### What you are asked to do
Lines holding the word "gray" are the ones to copy from the data below.

### Task inputs
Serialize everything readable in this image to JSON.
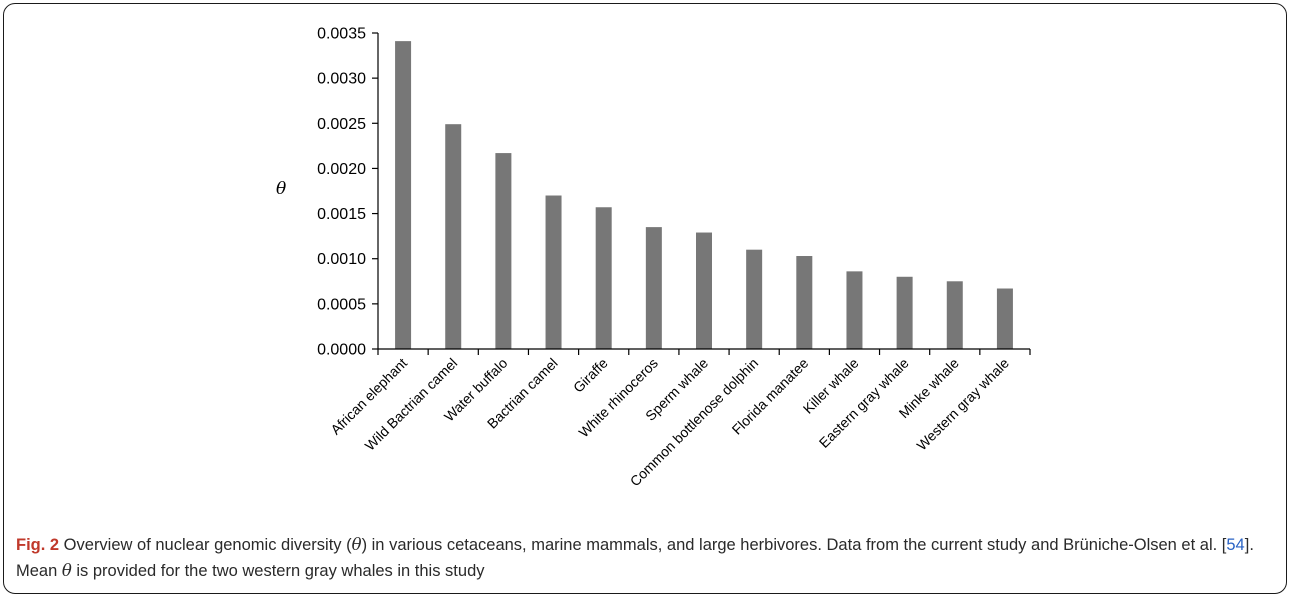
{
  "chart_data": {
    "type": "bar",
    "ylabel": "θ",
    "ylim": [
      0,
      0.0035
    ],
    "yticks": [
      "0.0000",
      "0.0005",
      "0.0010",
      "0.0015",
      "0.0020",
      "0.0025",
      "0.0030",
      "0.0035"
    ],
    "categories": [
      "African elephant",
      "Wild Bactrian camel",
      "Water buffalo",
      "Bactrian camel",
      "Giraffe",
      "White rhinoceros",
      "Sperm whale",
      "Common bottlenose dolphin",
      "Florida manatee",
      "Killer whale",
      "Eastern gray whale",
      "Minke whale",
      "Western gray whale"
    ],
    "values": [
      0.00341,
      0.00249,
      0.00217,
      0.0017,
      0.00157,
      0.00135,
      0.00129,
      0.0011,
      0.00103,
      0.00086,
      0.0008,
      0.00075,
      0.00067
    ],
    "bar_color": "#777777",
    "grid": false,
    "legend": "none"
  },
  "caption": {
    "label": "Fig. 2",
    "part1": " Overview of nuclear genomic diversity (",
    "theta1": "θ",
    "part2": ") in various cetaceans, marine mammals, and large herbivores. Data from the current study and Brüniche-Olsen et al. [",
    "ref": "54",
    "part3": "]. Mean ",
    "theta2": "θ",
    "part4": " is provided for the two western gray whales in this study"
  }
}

### Task solution
      "Eastern gray whale",
      "Western gray whale"
    "part4": " is provided for the two western gray whales in this study"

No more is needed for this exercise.